*** Information given ***

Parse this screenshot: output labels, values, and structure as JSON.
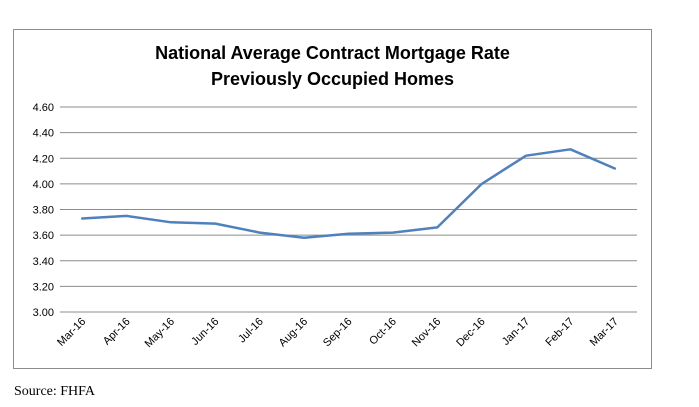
{
  "chart_data": {
    "type": "line",
    "title_line1": "National Average Contract Mortgage Rate",
    "title_line2": "Previously Occupied Homes",
    "xlabel": "",
    "ylabel": "",
    "categories": [
      "Mar-16",
      "Apr-16",
      "May-16",
      "Jun-16",
      "Jul-16",
      "Aug-16",
      "Sep-16",
      "Oct-16",
      "Nov-16",
      "Dec-16",
      "Jan-17",
      "Feb-17",
      "Mar-17"
    ],
    "series": [
      {
        "values": [
          3.73,
          3.75,
          3.7,
          3.69,
          3.62,
          3.58,
          3.61,
          3.62,
          3.66,
          4.0,
          4.22,
          4.27,
          4.12
        ]
      }
    ],
    "ylim": [
      3.0,
      4.6
    ],
    "yticks": [
      "3.00",
      "3.20",
      "3.40",
      "3.60",
      "3.80",
      "4.00",
      "4.20",
      "4.40",
      "4.60"
    ],
    "grid": true,
    "line_color": "#4f81bd",
    "grid_color": "#8c8c8c"
  },
  "source": "Source:  FHFA"
}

***

[Your task] Reproduce each line exactly, please, except for any pictures.

[Solution to the exercise]
Parse this screenshot: output labels, values, and structure as JSON.
{
  "chart_data": {
    "type": "line",
    "title_line1": "National Average Contract Mortgage Rate",
    "title_line2": "Previously Occupied Homes",
    "xlabel": "",
    "ylabel": "",
    "categories": [
      "Mar-16",
      "Apr-16",
      "May-16",
      "Jun-16",
      "Jul-16",
      "Aug-16",
      "Sep-16",
      "Oct-16",
      "Nov-16",
      "Dec-16",
      "Jan-17",
      "Feb-17",
      "Mar-17"
    ],
    "series": [
      {
        "values": [
          3.73,
          3.75,
          3.7,
          3.69,
          3.62,
          3.58,
          3.61,
          3.62,
          3.66,
          4.0,
          4.22,
          4.27,
          4.12
        ]
      }
    ],
    "ylim": [
      3.0,
      4.6
    ],
    "yticks": [
      "3.00",
      "3.20",
      "3.40",
      "3.60",
      "3.80",
      "4.00",
      "4.20",
      "4.40",
      "4.60"
    ],
    "grid": true,
    "line_color": "#4f81bd",
    "grid_color": "#8c8c8c"
  },
  "source": "Source:  FHFA"
}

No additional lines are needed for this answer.